● Objective
Where a line of the listing below includes the word "آورده", reproduce that line.

● Input material
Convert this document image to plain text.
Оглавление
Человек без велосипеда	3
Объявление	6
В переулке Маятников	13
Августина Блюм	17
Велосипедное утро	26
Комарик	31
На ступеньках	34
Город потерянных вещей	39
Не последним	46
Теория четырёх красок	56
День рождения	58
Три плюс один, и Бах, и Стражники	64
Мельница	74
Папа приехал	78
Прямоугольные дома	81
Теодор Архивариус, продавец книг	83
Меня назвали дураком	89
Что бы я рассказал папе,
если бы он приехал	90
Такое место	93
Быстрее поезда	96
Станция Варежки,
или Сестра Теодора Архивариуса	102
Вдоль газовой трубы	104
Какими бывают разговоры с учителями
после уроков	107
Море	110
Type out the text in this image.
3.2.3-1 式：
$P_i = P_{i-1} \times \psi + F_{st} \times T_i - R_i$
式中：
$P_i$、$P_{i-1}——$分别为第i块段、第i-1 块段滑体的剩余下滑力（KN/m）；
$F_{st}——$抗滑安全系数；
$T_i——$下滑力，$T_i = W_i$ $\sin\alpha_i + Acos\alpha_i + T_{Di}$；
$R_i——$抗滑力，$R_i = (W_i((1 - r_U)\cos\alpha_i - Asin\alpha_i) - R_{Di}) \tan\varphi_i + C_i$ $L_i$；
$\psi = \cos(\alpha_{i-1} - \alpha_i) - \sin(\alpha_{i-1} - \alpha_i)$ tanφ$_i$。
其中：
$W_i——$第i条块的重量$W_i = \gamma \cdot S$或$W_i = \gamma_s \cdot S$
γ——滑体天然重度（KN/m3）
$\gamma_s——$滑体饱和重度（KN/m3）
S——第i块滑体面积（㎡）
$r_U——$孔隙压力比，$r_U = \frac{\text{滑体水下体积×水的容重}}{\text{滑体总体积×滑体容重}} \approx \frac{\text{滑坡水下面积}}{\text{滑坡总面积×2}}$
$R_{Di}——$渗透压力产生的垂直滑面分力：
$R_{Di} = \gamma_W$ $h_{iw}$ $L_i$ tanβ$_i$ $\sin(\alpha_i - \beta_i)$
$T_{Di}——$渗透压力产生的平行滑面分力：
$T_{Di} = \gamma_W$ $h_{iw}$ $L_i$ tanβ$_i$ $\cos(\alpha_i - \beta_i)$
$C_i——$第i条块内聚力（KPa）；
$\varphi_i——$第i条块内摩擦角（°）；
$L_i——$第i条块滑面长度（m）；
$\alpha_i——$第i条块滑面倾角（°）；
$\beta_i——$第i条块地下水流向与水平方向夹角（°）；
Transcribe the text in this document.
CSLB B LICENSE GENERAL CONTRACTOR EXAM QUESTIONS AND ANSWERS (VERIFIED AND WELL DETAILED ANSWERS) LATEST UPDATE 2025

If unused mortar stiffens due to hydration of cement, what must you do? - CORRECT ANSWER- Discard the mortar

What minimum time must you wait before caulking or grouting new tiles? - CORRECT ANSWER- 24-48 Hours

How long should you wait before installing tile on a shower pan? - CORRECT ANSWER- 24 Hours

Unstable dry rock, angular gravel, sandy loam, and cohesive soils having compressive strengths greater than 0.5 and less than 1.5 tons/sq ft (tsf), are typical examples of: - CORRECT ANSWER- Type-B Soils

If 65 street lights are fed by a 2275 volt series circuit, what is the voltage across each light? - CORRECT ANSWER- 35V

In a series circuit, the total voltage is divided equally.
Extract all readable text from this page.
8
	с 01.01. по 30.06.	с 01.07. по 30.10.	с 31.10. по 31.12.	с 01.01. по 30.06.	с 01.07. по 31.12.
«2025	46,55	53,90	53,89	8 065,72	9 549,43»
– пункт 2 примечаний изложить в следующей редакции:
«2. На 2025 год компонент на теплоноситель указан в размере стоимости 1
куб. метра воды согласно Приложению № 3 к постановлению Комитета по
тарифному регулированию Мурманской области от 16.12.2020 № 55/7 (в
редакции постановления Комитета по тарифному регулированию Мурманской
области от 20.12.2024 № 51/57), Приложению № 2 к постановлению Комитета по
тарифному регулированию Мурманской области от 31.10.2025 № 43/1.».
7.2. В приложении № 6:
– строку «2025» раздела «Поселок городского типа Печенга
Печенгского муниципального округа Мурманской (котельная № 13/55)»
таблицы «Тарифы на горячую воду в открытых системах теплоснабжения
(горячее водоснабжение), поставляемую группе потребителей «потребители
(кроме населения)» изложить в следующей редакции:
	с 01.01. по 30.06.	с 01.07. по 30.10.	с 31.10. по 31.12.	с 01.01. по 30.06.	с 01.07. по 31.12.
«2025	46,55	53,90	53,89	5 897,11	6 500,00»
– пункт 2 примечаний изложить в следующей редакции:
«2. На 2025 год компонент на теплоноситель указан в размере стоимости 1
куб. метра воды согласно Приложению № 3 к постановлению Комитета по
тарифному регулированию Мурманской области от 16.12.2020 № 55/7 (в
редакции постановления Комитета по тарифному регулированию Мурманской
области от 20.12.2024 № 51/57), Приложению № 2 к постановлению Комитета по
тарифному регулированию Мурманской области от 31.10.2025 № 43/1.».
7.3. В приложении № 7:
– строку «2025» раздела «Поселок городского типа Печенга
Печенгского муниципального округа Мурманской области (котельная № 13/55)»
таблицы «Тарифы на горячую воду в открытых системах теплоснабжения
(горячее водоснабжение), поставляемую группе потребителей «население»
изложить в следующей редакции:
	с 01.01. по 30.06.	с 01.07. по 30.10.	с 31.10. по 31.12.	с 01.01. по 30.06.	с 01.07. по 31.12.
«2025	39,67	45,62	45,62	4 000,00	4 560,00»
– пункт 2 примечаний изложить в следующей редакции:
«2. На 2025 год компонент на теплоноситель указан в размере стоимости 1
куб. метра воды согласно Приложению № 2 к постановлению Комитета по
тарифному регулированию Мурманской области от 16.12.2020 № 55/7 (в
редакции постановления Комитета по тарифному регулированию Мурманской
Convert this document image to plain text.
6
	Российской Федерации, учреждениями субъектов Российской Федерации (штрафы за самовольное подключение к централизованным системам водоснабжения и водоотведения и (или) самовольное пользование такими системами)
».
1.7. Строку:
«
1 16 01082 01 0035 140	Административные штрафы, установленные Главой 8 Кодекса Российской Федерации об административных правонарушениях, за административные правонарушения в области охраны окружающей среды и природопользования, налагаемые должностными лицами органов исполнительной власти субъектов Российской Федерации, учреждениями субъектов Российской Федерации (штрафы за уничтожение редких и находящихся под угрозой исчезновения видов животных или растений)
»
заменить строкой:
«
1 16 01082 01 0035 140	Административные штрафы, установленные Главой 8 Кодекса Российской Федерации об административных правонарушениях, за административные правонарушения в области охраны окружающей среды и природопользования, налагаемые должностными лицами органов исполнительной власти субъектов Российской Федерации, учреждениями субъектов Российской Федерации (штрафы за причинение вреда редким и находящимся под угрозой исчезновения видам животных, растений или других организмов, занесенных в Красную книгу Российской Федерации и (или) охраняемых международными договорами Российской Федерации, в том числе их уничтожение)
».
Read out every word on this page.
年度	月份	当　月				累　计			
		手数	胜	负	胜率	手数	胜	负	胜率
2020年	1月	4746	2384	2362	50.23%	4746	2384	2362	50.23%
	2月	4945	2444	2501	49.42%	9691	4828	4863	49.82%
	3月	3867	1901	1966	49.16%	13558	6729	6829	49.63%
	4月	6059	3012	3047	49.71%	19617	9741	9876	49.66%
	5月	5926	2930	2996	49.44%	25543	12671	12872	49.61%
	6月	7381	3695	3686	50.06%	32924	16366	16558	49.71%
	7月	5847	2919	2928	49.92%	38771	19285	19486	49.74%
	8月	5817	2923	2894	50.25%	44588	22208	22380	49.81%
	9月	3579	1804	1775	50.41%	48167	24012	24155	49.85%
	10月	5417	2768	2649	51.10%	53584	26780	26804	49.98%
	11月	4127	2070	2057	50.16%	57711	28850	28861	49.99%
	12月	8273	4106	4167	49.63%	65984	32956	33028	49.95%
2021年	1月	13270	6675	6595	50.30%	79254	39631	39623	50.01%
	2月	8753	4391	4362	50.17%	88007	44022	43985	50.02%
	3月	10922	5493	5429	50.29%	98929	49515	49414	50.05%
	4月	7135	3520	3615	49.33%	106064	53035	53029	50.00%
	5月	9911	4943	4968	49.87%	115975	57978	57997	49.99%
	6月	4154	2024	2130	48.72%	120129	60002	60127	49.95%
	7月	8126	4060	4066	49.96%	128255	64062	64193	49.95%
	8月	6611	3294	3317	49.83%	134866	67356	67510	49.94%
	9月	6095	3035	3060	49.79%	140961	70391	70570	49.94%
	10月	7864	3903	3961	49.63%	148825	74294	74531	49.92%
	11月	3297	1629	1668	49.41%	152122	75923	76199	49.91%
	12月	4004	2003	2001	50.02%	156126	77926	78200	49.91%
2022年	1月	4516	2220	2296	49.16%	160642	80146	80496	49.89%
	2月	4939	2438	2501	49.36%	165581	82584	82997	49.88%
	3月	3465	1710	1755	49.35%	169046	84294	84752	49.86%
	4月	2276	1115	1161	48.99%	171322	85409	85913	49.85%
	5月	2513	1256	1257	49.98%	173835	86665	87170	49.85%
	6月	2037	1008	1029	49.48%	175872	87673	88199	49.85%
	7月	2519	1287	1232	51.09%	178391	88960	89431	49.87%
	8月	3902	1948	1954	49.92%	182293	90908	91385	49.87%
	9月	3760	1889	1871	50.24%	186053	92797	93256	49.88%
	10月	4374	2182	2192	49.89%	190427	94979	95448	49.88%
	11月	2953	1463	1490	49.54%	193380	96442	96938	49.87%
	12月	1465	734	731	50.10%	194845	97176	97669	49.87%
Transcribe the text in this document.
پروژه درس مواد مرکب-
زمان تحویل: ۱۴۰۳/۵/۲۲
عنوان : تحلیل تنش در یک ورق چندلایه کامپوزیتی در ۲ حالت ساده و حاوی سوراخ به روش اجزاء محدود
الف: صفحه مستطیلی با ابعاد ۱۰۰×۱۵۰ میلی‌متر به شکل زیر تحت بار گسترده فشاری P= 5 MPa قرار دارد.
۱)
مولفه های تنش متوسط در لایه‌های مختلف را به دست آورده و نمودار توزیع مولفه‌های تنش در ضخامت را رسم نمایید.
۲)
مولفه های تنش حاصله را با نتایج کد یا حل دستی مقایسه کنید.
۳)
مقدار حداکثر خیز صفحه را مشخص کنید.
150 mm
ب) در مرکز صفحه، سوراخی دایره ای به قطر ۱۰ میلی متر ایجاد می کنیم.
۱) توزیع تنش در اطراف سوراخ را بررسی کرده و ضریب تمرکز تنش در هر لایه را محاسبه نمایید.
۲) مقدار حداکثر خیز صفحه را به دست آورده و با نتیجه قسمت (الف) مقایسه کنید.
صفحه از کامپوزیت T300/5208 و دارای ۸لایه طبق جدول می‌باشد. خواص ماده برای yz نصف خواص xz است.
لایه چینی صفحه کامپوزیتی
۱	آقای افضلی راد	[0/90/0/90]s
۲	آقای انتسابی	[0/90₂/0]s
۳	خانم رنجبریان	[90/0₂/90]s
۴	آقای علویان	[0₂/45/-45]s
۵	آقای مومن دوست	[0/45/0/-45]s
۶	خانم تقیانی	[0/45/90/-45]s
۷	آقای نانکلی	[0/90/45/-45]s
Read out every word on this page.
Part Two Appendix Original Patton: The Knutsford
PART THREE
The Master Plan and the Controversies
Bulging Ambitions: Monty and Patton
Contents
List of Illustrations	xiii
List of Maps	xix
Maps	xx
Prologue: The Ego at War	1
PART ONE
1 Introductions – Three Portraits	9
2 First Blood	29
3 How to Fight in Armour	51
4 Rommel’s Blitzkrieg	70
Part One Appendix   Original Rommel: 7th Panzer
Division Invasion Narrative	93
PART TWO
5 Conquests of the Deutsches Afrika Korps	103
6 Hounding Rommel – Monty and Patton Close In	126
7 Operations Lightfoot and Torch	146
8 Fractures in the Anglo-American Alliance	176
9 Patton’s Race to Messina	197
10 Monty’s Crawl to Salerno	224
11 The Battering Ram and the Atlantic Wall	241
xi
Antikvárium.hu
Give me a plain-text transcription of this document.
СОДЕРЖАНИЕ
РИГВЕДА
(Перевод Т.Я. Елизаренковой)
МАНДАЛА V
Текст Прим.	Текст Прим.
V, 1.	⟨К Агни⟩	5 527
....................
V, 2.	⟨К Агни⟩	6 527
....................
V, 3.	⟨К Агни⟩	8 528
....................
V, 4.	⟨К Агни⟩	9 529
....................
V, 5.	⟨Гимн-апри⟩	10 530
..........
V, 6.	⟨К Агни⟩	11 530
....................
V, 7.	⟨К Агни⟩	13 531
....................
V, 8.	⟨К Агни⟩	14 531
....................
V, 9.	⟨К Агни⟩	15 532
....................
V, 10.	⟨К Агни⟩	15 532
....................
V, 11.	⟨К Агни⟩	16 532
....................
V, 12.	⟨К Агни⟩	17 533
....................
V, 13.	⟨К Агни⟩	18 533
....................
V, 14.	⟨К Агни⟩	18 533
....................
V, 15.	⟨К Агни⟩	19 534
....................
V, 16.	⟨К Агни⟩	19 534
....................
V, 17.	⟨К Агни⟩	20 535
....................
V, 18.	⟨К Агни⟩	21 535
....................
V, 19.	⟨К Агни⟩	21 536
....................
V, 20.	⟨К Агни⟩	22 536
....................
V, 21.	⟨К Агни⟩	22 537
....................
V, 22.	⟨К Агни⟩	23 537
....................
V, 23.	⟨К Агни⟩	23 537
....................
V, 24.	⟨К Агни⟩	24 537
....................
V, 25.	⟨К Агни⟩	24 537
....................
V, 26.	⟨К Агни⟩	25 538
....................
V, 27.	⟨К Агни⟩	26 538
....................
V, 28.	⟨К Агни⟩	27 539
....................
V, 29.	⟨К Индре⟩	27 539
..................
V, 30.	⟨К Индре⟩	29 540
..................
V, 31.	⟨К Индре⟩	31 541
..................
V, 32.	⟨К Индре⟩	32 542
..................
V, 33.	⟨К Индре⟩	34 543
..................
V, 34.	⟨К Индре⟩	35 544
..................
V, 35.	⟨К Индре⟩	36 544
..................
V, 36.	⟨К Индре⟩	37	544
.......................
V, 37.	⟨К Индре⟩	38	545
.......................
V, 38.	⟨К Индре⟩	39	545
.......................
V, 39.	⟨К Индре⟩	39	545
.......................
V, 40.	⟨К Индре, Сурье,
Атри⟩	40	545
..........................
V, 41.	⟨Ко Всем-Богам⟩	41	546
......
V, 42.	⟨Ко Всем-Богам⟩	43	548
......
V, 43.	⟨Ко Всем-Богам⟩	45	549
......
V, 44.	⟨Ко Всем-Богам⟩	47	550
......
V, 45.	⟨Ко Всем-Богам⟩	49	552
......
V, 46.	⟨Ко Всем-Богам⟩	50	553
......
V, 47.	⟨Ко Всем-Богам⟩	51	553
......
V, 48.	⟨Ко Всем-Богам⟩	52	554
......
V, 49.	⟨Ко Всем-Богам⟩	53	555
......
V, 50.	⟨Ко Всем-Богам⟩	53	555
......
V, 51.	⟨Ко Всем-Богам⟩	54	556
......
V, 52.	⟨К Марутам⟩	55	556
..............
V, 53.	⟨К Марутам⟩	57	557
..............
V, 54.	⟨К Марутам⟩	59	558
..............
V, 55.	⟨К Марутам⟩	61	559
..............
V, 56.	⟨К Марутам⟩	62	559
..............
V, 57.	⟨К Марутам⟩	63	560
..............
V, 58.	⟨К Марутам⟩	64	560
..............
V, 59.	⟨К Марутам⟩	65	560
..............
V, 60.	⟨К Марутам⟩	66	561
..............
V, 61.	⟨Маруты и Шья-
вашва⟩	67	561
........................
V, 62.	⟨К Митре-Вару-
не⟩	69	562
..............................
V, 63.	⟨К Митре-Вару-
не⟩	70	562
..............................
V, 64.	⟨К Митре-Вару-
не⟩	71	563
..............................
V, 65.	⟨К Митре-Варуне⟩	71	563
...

● Response to this task
مولفه های تنش متوسط در لایه‌های مختلف را به دست آورده و نمودار توزیع مولفه‌های تنش در ضخامت را رسم نمایید.
۲) مقدار حداکثر خیز صفحه را به دست آورده و با نتیجه قسمت (الف) مقایسه کنید.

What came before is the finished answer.